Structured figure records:
--*--
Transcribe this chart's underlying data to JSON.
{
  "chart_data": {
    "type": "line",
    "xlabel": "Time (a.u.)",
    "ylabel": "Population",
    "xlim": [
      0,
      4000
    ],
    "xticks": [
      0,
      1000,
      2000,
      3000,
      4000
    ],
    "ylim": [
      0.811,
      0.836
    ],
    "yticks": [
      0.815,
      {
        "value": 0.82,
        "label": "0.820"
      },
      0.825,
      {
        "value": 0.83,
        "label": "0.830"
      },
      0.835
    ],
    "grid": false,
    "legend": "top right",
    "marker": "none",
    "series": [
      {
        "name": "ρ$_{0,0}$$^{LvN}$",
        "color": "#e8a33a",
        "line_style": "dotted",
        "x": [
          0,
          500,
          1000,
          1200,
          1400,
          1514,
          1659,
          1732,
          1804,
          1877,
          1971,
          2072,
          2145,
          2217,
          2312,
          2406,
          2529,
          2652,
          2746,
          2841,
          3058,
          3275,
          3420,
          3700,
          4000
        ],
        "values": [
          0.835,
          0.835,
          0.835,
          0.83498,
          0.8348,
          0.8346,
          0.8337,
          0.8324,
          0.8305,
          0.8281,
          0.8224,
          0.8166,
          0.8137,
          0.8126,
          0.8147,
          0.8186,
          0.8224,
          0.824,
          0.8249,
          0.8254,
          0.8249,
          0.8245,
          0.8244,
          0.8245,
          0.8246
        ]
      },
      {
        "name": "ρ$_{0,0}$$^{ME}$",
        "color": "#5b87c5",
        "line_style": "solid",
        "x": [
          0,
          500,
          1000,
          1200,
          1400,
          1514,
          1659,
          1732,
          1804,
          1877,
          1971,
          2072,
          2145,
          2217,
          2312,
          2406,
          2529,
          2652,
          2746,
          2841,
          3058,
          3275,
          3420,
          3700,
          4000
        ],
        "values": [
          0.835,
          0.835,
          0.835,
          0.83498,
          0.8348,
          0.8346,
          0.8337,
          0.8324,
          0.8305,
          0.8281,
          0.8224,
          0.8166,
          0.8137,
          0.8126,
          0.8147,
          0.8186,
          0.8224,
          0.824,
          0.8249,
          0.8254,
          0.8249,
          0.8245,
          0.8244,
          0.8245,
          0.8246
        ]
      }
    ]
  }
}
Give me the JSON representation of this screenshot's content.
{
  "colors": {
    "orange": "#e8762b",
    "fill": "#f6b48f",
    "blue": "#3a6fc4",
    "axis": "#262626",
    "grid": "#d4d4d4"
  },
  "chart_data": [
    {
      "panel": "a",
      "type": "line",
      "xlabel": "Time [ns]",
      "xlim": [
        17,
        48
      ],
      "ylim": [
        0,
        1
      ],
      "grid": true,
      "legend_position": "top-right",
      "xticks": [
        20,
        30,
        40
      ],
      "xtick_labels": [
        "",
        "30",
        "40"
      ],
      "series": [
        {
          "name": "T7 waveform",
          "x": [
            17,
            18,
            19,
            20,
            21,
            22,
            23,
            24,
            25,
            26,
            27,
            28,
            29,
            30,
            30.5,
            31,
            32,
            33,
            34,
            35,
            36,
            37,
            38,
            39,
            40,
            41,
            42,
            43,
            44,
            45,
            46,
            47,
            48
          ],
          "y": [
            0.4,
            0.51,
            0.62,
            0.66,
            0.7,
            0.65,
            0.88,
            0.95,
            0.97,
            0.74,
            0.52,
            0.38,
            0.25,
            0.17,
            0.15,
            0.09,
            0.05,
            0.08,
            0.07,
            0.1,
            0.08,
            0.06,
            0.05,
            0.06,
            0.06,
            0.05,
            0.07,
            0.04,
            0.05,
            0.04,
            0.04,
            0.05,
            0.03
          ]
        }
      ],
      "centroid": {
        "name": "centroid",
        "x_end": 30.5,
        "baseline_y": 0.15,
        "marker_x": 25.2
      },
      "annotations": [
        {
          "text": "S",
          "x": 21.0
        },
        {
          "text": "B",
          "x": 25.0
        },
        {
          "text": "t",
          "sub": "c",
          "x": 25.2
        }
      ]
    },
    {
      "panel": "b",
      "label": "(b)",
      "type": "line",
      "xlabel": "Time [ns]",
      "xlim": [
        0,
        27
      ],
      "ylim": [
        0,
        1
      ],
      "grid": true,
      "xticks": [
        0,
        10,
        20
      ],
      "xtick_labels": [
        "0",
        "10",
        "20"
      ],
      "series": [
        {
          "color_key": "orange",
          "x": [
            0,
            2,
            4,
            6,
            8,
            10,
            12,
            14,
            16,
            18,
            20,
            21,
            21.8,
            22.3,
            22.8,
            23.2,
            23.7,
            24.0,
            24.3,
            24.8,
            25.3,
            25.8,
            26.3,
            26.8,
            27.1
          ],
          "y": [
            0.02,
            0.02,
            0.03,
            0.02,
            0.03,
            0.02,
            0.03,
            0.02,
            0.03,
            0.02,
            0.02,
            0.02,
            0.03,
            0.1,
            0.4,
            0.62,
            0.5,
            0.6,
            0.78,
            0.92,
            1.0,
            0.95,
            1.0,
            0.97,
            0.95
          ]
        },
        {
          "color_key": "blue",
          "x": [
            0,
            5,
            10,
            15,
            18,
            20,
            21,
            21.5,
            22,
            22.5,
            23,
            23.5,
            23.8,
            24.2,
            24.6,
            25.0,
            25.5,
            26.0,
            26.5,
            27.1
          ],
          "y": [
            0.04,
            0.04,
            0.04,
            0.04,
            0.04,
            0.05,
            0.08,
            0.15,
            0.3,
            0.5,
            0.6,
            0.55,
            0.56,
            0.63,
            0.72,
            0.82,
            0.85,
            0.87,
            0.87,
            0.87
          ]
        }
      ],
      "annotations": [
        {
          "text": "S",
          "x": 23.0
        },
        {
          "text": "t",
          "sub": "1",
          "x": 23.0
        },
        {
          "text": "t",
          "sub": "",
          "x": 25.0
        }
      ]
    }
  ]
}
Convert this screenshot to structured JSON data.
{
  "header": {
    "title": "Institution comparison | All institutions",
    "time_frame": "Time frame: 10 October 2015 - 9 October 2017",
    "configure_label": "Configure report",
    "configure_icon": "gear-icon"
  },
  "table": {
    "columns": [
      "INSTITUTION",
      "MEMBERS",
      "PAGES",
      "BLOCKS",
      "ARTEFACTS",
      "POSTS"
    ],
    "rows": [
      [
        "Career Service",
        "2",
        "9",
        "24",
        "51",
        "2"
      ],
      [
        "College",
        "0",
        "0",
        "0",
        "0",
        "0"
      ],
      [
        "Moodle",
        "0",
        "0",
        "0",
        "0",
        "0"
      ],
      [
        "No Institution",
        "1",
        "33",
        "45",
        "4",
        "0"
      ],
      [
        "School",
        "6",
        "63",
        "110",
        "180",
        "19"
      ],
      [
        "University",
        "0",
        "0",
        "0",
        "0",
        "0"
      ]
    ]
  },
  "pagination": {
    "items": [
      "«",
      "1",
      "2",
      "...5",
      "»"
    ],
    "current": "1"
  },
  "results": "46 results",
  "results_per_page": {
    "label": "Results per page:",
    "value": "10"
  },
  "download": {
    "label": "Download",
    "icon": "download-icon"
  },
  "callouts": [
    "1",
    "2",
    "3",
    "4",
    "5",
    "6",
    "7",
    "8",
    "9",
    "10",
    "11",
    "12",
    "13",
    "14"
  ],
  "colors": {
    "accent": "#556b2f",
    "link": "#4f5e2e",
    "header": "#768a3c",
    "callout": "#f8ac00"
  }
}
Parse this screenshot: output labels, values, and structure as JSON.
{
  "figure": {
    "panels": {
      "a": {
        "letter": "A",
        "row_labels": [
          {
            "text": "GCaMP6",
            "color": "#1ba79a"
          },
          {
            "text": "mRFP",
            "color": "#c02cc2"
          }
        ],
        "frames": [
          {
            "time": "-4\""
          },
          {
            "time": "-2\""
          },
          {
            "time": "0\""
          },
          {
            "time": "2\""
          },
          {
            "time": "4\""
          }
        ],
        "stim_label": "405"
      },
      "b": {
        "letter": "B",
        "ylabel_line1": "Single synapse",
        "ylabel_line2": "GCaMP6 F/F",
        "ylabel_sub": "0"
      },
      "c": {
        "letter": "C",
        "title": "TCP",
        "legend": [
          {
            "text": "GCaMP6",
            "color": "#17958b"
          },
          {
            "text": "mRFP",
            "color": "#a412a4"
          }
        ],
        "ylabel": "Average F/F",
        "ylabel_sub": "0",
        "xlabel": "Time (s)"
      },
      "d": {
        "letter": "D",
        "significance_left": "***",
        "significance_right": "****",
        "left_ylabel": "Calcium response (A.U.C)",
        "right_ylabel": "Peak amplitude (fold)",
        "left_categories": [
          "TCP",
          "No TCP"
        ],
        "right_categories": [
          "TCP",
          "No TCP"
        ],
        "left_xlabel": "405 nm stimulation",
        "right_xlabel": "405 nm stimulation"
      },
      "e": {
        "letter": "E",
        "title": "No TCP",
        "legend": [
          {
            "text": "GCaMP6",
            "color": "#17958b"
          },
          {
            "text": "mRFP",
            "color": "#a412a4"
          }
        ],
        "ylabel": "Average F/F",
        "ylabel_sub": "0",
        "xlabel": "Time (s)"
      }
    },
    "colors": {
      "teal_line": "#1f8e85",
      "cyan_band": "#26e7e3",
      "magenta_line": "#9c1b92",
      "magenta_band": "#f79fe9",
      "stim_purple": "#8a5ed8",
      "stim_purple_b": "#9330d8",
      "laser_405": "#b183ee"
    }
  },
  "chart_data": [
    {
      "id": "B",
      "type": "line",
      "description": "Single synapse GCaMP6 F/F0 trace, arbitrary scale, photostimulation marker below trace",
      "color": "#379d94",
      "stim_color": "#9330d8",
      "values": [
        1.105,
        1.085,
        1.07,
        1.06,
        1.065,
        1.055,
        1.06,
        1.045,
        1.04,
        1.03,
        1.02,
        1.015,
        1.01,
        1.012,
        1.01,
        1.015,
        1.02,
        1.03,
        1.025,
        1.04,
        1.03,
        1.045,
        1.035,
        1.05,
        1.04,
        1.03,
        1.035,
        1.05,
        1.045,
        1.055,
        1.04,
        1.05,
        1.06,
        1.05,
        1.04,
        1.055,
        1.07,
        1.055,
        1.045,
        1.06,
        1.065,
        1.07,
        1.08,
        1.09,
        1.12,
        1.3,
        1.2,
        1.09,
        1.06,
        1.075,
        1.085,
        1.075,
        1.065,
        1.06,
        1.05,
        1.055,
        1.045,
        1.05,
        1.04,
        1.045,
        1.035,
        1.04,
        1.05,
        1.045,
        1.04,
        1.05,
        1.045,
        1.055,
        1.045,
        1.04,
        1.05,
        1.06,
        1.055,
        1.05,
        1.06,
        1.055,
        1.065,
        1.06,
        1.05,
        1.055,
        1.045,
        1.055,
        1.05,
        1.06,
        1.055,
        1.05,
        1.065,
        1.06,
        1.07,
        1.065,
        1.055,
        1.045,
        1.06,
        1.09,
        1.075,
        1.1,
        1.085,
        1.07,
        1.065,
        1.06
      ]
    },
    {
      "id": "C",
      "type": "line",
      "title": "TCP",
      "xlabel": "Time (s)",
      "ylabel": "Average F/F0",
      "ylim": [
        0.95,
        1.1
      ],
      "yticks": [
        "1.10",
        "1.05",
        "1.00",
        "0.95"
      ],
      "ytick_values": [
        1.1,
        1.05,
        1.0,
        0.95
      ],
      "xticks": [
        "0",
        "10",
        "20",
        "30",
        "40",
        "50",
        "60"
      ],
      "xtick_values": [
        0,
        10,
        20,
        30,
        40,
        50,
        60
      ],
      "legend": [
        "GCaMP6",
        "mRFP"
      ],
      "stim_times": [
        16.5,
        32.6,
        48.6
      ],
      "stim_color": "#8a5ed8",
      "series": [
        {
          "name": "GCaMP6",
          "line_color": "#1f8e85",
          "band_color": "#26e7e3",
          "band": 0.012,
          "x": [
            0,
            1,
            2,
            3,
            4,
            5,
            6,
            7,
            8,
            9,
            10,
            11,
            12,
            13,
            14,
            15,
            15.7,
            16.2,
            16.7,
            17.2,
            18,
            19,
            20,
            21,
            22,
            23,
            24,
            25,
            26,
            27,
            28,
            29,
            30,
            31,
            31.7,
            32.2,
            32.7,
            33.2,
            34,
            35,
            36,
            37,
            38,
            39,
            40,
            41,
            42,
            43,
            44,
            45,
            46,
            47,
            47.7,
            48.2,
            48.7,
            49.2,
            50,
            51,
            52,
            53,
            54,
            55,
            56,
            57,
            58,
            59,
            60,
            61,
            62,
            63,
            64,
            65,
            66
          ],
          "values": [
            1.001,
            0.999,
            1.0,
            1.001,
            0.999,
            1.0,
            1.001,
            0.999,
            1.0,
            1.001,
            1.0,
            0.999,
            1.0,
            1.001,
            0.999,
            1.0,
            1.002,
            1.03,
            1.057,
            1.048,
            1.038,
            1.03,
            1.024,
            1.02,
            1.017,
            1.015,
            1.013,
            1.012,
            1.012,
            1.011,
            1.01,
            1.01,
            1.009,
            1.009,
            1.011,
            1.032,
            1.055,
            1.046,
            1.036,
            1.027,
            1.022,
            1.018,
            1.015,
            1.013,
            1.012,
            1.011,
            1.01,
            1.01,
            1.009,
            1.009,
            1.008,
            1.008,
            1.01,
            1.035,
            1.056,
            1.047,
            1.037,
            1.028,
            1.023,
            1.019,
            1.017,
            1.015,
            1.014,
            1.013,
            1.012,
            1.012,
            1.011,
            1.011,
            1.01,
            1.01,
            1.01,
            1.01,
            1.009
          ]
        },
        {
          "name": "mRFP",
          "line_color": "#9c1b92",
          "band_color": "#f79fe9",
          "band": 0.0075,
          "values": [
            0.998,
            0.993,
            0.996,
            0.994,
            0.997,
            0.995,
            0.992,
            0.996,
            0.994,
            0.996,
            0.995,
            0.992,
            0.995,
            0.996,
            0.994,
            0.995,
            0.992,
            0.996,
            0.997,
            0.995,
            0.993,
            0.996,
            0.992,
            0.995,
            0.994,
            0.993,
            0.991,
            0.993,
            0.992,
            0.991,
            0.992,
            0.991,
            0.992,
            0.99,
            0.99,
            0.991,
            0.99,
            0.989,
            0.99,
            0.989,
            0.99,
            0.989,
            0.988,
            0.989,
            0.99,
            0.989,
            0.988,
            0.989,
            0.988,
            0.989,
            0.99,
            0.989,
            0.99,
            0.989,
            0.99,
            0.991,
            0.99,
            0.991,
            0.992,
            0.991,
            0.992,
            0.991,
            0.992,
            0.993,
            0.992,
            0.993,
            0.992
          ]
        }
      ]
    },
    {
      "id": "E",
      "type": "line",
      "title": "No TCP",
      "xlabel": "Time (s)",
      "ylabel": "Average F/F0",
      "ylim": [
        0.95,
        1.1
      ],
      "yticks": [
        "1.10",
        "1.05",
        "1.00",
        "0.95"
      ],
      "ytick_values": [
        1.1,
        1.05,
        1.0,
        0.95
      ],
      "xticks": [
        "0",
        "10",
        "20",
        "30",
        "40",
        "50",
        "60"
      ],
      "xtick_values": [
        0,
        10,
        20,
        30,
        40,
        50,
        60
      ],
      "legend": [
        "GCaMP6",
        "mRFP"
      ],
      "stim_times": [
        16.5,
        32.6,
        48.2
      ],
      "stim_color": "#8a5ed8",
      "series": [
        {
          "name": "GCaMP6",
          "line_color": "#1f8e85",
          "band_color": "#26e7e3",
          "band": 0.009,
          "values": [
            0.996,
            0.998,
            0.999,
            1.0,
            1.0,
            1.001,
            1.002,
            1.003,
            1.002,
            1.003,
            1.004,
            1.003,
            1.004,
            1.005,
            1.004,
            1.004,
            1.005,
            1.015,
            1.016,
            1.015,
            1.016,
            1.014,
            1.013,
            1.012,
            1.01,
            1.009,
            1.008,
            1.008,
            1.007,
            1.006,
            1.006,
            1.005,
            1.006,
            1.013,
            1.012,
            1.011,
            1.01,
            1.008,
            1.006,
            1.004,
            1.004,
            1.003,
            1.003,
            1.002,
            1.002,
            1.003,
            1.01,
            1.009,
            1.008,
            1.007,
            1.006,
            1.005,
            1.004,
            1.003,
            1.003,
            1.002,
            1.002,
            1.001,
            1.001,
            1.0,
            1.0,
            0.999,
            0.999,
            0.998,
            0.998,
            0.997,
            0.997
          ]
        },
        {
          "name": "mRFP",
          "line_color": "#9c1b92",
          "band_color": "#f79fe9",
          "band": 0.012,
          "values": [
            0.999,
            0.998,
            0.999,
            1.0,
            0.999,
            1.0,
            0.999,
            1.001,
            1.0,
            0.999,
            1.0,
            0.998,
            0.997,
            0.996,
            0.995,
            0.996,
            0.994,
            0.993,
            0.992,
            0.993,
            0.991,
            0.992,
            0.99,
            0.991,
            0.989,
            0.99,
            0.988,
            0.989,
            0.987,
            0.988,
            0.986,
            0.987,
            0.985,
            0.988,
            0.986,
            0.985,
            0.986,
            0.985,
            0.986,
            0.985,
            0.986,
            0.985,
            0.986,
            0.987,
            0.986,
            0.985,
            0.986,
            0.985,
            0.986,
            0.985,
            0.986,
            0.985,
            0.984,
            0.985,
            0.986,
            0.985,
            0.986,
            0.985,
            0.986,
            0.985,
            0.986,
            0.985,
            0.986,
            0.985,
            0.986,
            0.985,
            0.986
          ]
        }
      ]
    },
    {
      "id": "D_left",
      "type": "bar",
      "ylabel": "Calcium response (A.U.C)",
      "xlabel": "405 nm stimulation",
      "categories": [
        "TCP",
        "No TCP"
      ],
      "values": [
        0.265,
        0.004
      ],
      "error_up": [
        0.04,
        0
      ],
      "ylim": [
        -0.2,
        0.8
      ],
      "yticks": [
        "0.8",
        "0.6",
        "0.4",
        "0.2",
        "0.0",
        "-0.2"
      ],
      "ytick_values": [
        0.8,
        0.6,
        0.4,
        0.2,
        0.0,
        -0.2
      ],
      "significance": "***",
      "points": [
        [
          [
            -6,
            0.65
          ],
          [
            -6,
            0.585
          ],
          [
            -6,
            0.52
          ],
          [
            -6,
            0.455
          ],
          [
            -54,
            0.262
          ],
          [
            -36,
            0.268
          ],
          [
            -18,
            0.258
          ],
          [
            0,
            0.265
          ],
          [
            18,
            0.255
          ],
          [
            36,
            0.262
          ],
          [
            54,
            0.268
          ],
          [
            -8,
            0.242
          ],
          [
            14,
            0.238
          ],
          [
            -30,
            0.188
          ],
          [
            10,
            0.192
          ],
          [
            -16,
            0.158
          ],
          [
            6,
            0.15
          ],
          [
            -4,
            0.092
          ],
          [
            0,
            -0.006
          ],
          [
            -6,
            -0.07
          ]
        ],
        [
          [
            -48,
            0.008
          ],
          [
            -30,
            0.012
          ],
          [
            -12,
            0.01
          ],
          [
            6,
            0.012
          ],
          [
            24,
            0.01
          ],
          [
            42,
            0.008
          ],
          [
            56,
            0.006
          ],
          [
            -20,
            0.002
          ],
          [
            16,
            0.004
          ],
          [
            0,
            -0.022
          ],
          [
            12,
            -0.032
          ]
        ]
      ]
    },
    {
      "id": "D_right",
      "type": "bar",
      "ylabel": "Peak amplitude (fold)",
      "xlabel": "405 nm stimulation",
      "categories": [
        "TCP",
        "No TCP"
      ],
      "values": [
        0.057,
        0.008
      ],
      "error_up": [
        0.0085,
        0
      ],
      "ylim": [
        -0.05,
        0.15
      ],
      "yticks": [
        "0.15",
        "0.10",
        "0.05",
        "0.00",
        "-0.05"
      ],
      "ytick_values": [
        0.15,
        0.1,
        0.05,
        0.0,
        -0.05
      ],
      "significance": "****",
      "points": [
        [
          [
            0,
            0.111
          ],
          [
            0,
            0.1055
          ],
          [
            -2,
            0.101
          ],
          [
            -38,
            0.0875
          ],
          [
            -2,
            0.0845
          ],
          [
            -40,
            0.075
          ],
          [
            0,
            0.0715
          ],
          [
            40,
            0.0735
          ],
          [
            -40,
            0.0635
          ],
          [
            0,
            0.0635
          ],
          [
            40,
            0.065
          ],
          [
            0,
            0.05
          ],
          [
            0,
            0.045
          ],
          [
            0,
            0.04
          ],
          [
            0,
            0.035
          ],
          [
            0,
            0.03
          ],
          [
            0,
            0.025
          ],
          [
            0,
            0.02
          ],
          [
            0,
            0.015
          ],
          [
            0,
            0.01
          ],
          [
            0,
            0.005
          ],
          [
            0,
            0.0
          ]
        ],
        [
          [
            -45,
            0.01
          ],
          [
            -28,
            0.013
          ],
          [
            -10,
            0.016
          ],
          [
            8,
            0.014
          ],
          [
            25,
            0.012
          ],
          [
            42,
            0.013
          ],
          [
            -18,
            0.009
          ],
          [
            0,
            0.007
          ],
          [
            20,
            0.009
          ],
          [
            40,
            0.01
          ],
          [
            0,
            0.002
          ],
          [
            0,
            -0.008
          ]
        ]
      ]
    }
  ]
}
--*--
■ EXERCISE PROMPT:
Only a number is wanted here: how many lines in the data above include the string "grid"?

■ EXERCISE SOLUTION:
4